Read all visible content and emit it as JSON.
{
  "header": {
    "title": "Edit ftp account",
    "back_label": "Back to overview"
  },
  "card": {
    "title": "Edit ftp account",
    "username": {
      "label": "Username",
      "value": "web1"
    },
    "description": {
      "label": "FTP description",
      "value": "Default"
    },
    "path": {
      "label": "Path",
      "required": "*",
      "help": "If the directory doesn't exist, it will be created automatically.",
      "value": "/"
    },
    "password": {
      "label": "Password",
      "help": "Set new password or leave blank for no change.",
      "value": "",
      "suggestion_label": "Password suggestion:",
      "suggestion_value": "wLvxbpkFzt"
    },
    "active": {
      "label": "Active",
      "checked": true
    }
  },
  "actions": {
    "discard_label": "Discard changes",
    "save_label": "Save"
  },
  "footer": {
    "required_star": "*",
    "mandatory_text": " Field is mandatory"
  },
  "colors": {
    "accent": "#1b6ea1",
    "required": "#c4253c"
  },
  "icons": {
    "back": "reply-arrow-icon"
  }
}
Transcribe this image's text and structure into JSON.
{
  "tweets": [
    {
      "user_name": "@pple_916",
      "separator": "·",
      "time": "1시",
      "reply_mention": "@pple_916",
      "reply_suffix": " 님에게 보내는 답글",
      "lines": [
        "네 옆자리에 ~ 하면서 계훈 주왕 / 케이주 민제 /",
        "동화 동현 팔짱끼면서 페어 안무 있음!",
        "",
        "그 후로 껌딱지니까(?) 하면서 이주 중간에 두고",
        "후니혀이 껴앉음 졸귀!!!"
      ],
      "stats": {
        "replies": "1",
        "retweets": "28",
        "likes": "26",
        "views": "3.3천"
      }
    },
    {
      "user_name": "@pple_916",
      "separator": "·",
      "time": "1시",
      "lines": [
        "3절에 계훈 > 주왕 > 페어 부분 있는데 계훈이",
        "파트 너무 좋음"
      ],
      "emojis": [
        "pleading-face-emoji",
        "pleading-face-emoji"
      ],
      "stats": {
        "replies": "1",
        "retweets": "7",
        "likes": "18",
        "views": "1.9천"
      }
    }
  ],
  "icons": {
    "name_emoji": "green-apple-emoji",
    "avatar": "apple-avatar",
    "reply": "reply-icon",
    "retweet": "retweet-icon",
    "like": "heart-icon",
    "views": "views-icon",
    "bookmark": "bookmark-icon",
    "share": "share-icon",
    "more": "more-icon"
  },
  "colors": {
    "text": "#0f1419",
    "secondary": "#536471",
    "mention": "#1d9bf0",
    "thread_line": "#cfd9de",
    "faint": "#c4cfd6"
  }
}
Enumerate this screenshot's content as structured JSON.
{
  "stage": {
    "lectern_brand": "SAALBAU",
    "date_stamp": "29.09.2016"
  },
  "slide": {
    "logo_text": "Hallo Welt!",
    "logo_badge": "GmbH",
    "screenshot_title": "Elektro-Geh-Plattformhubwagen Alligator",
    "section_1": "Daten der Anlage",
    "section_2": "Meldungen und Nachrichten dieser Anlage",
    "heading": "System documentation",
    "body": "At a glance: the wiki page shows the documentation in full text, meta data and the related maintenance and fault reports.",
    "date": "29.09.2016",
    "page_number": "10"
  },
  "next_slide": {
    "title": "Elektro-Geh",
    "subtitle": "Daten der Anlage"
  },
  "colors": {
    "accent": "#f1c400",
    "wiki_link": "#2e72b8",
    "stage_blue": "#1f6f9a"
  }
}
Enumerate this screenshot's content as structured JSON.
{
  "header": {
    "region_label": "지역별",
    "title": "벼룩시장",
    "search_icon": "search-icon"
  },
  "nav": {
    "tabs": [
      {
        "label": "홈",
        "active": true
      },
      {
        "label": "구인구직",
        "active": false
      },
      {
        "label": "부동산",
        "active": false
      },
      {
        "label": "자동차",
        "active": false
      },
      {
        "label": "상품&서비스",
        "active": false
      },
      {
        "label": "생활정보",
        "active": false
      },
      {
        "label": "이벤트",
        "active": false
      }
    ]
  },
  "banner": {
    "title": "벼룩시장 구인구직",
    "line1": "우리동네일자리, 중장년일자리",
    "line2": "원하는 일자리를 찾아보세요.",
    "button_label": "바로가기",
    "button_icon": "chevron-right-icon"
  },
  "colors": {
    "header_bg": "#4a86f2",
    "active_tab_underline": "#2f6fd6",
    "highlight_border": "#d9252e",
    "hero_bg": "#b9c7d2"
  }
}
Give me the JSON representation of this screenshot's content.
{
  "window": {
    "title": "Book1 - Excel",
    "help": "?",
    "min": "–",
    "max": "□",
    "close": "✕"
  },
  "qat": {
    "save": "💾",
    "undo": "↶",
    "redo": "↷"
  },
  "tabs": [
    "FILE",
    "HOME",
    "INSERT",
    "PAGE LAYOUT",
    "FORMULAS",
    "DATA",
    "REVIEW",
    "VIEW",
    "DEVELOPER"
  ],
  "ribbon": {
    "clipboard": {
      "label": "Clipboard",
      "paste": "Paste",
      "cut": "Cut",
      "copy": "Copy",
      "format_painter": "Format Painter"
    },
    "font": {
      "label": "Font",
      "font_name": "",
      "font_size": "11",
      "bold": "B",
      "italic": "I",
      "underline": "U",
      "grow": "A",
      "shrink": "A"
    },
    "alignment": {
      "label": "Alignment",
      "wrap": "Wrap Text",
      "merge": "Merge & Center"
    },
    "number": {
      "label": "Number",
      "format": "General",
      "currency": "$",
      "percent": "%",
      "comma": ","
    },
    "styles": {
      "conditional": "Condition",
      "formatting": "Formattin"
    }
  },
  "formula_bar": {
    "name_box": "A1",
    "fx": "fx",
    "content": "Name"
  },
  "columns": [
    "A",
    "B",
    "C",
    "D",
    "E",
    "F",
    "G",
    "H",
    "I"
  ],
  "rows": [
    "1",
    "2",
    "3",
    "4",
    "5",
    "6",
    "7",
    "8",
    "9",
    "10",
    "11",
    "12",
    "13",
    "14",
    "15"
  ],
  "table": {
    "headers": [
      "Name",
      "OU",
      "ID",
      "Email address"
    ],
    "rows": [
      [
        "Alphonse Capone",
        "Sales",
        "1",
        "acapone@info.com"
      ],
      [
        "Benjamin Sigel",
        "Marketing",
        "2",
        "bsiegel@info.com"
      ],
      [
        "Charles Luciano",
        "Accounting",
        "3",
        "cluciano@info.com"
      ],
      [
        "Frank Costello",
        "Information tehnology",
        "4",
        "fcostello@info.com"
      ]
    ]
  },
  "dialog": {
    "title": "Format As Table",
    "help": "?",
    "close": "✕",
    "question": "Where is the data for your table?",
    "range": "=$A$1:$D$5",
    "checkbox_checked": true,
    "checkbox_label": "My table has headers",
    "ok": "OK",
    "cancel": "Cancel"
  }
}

DESCRIPTION OF THE TASK
Show each line of the listing that holds the string "JSON".

SOLUTION TO THIS TASK
Read all visible content and emit it as JSON.
Transcribe this image's text and structure into JSON.
Enumerate this screenshot's content as structured JSON.
Enumerate this screenshot's content as structured JSON.
Give me the JSON representation of this screenshot's content.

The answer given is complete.